Below are records. Copy every line with "this" in it.

** start of MATERIAL **

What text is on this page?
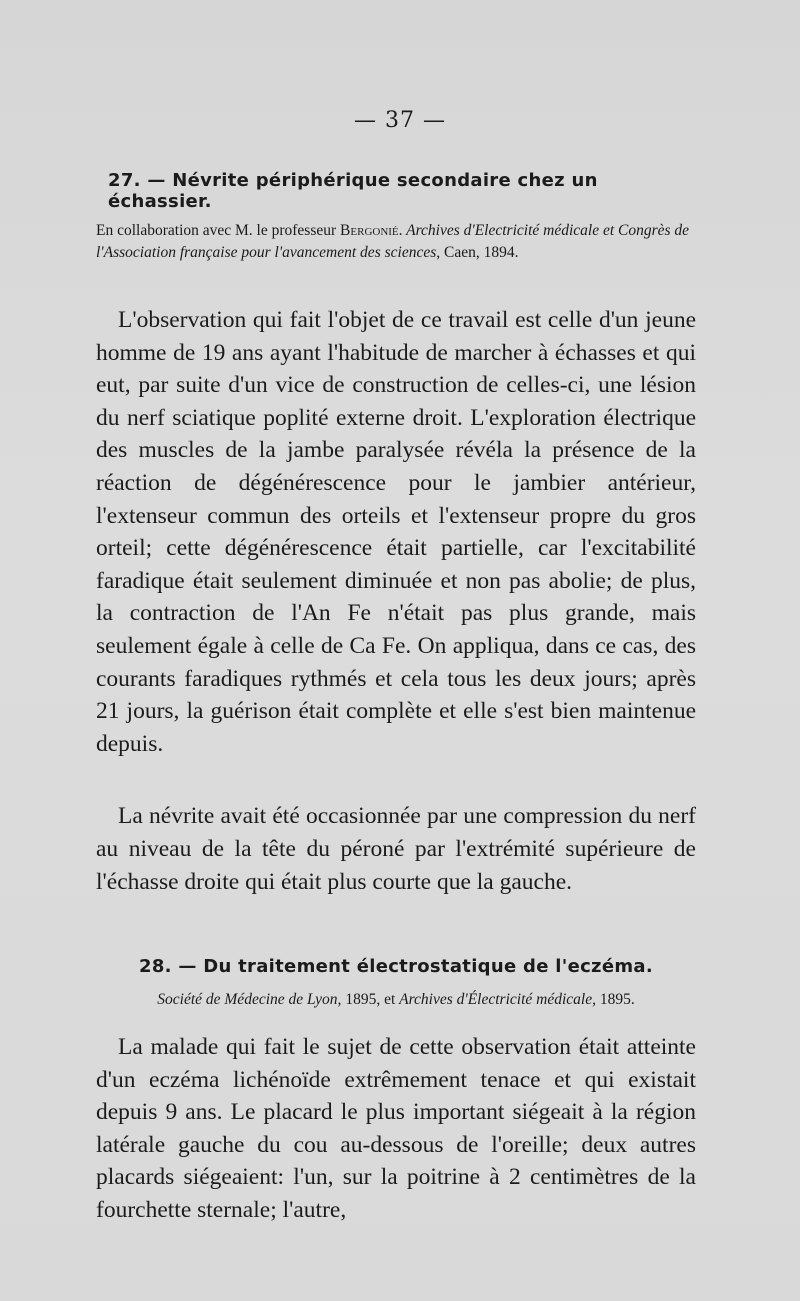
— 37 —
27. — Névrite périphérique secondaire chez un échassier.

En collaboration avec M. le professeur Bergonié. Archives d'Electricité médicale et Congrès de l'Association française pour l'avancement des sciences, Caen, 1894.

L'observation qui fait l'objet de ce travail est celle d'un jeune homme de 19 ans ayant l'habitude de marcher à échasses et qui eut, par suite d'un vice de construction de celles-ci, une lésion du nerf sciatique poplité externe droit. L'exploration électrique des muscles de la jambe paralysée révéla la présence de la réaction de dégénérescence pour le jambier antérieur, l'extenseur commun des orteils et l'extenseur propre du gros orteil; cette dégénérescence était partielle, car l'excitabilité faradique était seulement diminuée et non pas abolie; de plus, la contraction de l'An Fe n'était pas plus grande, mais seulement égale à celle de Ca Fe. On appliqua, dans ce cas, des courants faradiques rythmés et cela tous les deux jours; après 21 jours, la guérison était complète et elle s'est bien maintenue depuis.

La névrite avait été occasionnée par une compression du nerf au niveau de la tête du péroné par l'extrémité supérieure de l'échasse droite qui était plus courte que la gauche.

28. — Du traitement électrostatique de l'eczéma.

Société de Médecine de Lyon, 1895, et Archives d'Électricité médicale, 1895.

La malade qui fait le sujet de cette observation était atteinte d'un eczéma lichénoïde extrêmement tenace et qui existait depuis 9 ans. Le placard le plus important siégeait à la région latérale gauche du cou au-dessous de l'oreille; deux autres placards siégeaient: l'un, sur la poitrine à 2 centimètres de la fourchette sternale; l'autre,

** end of MATERIAL **
** start of MATERIAL **

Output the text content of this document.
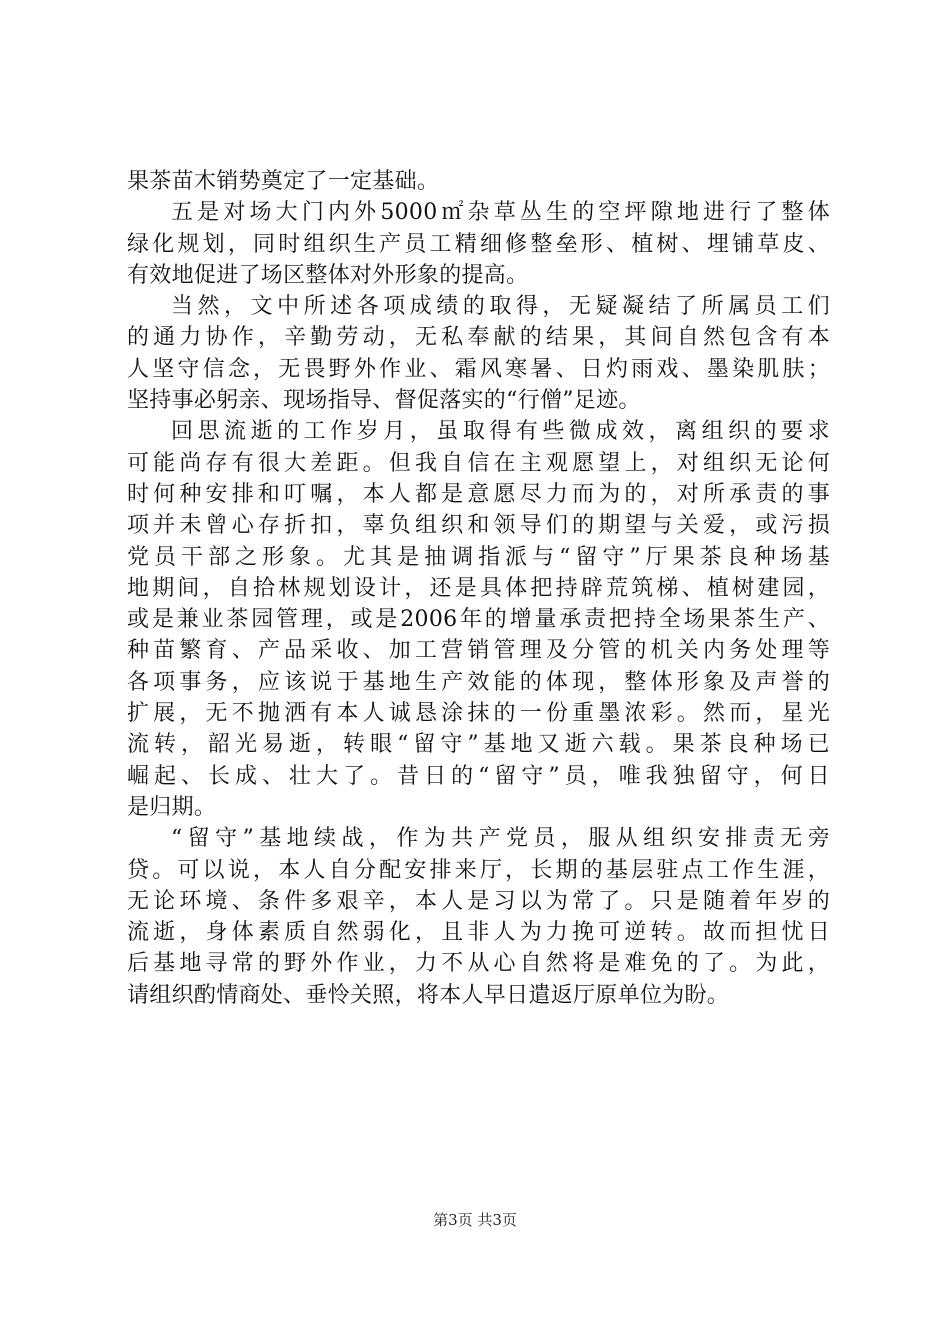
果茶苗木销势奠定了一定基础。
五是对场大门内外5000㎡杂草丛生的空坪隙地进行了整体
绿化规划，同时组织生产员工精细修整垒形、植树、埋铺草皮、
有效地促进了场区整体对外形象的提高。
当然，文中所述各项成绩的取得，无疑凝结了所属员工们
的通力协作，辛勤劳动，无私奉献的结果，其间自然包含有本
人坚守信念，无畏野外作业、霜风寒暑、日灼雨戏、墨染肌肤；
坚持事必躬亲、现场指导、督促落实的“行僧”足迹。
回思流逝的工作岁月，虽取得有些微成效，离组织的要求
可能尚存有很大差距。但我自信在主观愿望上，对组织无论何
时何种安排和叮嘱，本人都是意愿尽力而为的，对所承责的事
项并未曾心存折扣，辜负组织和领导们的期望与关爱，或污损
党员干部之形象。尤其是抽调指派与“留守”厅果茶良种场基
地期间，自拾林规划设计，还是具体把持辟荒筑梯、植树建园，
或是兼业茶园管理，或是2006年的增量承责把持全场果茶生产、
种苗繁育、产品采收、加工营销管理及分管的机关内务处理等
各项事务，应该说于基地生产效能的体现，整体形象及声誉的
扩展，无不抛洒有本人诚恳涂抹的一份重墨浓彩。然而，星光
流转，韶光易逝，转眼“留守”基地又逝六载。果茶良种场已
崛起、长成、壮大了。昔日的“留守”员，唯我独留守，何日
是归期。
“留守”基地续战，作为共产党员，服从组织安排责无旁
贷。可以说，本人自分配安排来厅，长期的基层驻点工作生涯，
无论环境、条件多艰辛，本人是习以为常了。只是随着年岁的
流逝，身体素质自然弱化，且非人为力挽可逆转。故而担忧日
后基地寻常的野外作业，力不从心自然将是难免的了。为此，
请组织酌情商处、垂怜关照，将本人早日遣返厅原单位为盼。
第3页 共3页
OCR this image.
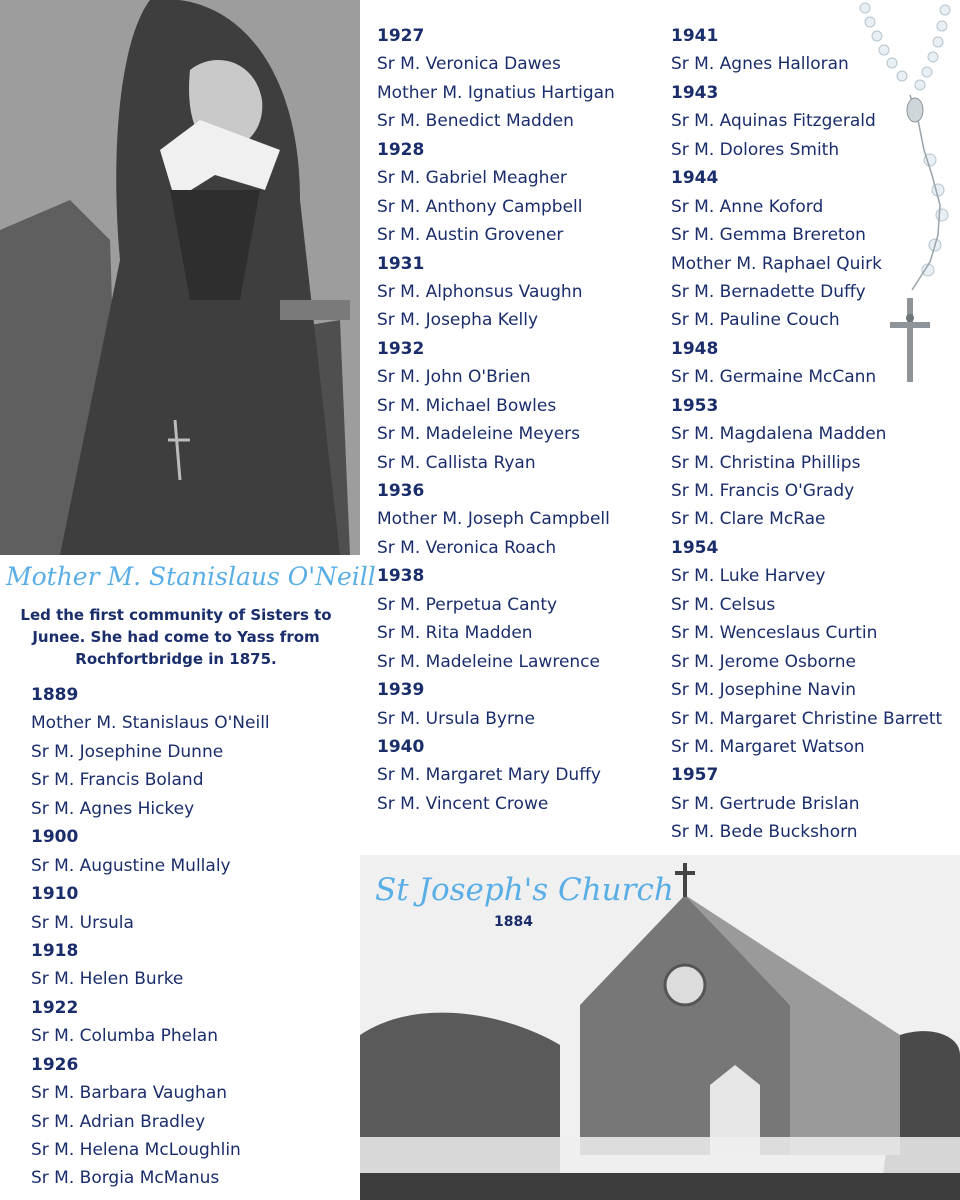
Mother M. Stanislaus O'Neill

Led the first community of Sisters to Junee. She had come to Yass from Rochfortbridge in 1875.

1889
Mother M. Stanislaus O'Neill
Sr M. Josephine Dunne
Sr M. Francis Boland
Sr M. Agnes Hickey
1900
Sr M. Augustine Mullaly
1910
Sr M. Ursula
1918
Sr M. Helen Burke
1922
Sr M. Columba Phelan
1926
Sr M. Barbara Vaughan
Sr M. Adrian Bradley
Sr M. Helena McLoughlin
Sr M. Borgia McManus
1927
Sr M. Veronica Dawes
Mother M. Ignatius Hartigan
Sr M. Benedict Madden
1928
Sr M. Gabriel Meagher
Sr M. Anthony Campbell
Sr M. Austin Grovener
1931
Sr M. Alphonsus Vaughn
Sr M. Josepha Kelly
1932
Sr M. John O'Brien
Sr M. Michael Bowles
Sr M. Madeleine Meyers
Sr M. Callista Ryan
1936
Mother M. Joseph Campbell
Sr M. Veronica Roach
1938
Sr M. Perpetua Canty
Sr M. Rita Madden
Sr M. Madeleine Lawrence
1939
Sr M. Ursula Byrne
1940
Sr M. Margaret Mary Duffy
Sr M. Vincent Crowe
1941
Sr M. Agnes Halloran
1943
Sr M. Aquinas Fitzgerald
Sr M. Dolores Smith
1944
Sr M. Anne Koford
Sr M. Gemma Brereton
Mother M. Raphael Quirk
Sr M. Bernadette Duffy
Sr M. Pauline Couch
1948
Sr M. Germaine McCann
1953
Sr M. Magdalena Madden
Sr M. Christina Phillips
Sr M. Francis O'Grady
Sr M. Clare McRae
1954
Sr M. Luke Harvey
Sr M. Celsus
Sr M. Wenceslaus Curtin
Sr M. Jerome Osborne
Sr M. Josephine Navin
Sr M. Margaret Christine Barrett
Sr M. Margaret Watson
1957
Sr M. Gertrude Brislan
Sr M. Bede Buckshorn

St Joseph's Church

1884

** end of MATERIAL **
** start of MATERIAL **

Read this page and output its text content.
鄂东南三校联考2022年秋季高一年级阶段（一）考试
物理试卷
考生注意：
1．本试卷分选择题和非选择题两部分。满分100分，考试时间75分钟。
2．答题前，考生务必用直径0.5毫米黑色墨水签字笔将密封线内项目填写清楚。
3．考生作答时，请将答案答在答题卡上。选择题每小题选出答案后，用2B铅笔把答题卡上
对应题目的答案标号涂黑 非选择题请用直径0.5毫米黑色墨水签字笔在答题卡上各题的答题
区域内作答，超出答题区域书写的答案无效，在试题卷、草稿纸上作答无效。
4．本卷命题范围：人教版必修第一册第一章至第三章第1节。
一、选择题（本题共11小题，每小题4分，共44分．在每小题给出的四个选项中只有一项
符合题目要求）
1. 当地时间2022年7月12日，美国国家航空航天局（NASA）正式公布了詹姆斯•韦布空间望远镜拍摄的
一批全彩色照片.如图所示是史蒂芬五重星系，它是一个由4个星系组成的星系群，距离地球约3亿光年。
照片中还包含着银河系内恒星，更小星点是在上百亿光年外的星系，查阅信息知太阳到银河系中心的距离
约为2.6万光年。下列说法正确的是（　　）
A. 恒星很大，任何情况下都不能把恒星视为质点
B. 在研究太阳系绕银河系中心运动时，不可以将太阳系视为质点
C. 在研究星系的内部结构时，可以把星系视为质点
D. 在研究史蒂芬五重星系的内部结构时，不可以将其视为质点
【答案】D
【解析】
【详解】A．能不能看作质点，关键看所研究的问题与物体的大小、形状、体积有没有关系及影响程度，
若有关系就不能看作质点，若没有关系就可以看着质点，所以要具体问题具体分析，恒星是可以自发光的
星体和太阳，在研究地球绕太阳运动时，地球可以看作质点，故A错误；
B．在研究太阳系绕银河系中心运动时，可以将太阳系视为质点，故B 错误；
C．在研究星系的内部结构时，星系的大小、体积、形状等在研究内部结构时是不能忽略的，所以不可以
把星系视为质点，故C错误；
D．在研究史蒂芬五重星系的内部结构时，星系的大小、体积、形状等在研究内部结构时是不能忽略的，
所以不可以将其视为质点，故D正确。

** end of MATERIAL **

▸ **RIGHT ANSWER**
What text is on this page?
Output the text content of this document.
OCR this image.
Read this page and output its text content.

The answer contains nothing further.